* _PROMPT_: Pick up the text on the orbital period variations of XZ Per and continue it from the point where it stops.
==== TEXT SEGMENT ====
Table 1.   Parameters of the hypothetical light-time effect in the variations of the orbital period of XZ Per for the quadratic representation of the times of minima

Fig. 2.

Time dependence of the (O – C)₂ values obtained by subtracting the theoretical parabola (3) from the observed minima times of XZ Per. The solid curve shows the theoretical curve for the light-time effect with the parameters from Table 1.

The residuals after subtracting the theoretical times of minima calculated by formula (3) from the observed times of minima are shown in the upper part of Fig. 5. The positions of the photographic and visual points in this graph are rather random, but some “surges” can be seen. The data obtained from the photoelectric and CCD observations show distinct variations. It was not possible to construct a theoretical curve that would represent all the data in this graph. For this reason, a different approach was tried to interpret the variations in the XZ Per period. They were represented directly by the light-time effect. Since the time dependence of the residuals after subtraction of the theoretical curve from the observations for the light-time effect also exhibits fluctuations, the variations in the XZ Per period were represented by a superposition of two light-time effects:

$$\begin{gathered} {\text{HJD}}({\text{Min}}\;{\text{I}}) = 2\,443\,507.4652(1) \\ + \;1.15163121{{(1)}^{{\text{d}}}}T + LTE1 + LTE2. \\ \end{gathered} $$

(4)
==== EXTRACTED INFORMATION ====
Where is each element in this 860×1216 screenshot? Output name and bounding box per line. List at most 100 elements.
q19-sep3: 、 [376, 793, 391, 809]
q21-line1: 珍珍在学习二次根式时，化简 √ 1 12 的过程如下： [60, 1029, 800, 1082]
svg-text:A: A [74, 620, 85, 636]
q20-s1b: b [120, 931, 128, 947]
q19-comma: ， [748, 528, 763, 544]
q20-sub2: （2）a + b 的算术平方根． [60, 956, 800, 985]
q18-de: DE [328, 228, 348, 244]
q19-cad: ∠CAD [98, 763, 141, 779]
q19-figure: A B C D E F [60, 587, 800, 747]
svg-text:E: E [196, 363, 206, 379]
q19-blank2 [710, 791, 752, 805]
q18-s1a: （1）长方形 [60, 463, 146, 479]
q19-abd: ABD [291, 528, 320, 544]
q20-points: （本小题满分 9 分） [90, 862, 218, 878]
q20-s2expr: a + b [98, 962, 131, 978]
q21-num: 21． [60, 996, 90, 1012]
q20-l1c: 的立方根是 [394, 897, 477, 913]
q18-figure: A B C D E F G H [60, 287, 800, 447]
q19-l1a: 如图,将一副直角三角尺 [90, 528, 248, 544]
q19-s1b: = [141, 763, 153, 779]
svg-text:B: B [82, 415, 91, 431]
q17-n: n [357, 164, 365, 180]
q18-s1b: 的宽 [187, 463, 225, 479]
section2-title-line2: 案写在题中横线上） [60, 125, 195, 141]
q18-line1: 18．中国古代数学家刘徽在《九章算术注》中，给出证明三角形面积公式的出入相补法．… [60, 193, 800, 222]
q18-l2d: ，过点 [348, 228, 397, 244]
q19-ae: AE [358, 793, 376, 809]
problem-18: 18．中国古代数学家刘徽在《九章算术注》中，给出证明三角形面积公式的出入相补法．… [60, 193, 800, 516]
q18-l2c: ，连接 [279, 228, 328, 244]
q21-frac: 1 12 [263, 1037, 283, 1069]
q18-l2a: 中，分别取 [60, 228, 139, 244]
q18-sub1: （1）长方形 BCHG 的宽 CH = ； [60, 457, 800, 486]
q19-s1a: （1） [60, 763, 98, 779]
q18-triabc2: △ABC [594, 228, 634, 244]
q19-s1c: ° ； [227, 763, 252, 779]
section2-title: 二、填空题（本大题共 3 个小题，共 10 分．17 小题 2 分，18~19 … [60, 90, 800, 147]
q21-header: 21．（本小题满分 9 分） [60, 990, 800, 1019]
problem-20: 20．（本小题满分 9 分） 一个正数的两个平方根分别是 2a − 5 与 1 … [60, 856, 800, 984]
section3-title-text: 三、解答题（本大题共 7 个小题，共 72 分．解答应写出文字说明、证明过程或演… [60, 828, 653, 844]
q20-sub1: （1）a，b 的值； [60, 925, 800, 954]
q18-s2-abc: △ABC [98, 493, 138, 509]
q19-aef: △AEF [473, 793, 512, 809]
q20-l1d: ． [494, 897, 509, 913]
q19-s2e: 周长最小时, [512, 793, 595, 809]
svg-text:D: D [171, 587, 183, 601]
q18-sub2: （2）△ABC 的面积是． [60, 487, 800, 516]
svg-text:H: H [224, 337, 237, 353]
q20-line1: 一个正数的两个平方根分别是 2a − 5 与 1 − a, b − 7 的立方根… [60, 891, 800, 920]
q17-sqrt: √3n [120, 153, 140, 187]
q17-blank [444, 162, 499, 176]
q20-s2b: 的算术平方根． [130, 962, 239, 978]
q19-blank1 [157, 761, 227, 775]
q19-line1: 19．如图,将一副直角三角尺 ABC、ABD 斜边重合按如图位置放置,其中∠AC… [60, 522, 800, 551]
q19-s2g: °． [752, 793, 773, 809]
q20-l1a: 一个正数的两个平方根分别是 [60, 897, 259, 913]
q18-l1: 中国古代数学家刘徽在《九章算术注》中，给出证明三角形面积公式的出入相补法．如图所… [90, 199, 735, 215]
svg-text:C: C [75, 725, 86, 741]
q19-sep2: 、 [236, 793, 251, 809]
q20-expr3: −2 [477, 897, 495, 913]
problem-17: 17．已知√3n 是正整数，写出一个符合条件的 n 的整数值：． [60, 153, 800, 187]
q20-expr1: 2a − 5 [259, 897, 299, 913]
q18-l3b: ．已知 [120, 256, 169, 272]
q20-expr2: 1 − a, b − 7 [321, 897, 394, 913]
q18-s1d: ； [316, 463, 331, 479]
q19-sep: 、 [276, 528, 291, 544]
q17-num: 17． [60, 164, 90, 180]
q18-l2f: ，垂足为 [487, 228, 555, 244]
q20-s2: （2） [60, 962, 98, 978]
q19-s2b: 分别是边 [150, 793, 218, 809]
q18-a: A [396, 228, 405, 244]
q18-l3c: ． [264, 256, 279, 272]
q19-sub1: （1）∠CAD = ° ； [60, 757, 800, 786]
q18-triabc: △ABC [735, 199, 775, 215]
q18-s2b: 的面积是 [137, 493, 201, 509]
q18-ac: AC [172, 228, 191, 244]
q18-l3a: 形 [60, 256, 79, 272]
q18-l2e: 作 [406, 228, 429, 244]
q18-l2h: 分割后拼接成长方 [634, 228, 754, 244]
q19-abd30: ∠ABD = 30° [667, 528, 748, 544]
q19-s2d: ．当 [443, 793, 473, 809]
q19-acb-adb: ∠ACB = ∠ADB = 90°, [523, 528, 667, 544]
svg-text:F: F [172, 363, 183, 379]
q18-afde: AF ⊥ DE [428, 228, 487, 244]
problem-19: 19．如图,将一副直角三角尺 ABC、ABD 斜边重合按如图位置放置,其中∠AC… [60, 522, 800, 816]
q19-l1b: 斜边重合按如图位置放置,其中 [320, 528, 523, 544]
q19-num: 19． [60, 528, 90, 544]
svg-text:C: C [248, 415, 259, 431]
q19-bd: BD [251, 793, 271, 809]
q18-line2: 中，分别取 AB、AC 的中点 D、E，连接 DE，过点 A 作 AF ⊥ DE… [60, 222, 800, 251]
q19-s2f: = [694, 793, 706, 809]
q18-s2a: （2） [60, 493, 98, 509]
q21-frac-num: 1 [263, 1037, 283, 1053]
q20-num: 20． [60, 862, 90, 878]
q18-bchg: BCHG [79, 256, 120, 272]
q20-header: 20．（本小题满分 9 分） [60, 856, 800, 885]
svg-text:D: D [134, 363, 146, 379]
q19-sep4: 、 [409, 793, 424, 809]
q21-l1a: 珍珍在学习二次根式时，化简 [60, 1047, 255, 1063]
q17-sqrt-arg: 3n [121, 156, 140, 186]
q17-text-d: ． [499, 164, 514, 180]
====
* _TASK ANSWER_:
The parameters of these light-time effects were determined using the method of successive approximations described in detail in [16]. At each step, the parameters of the light-time effects were determined by enumeration in the range of their possible values. At the same time, the linear elements for the wave with a longer period were refined. The parameters of the wave with a shorter period were determined with fixed linear elements. The final parameters of the light-time effect for each wave were refined using the method of differential corrections with fixed linear elements. At the same time, the errors in determining the parameters were calculated. These parameters are given in Table 2, where the parameters with subscript G refer to the orbit with a longer period, and those with subscript L refer to the orbit with a shorter period. Since the linear elements were determined only by enumeration, the size of the enumeration step is indicated for them in parentheses.

Table 2.   Parameters of the hypothetical light-time effects in the variations of the orbital period of XZ Per for the linear representation of the times of minima

Figure 3 shows the time variations in the differences obtained by subtracting the theoretical curve for the wave with a shorter period from the deviations of the observed minima times of XZ Per from those calculated with linear elements (4). The solid line in this figure is the theoretical curve for the wave with a larger period with parameters from Table 2. Figure 4 shows the time variations in the differences obtained by subtracting the theoretical curve for the wave with a larger period from the deviations of the observed times minima of XZ Per from those calculated with linear elements (4). The solid line in this figure is the theoretical curve for the wave with a shorter period with the parameters from Table 2.

Fig. 3.

Time variations in the differences obtained by subtracting the theoretical curve for the wave with a shorter period from the deviations of the observed minima times of XZ Per from those calculated with the linear elements (4). The solid line is the theoretical curve for the wave with a larger period with the parameters from Table 2. The notations are the same as in Fig. 1.

Fig. 4.

Time variations in the differences obtained by subtracting the theoretical curve for the wave with a greater period from the deviations of the observed minima times of XZ Per from those calculated with the linear elements (4). The solid line is the theoretical curve for the wave with a shorter period with the parameters from Table 2. The notations are the same as in Fig. 1.

Fig. 5.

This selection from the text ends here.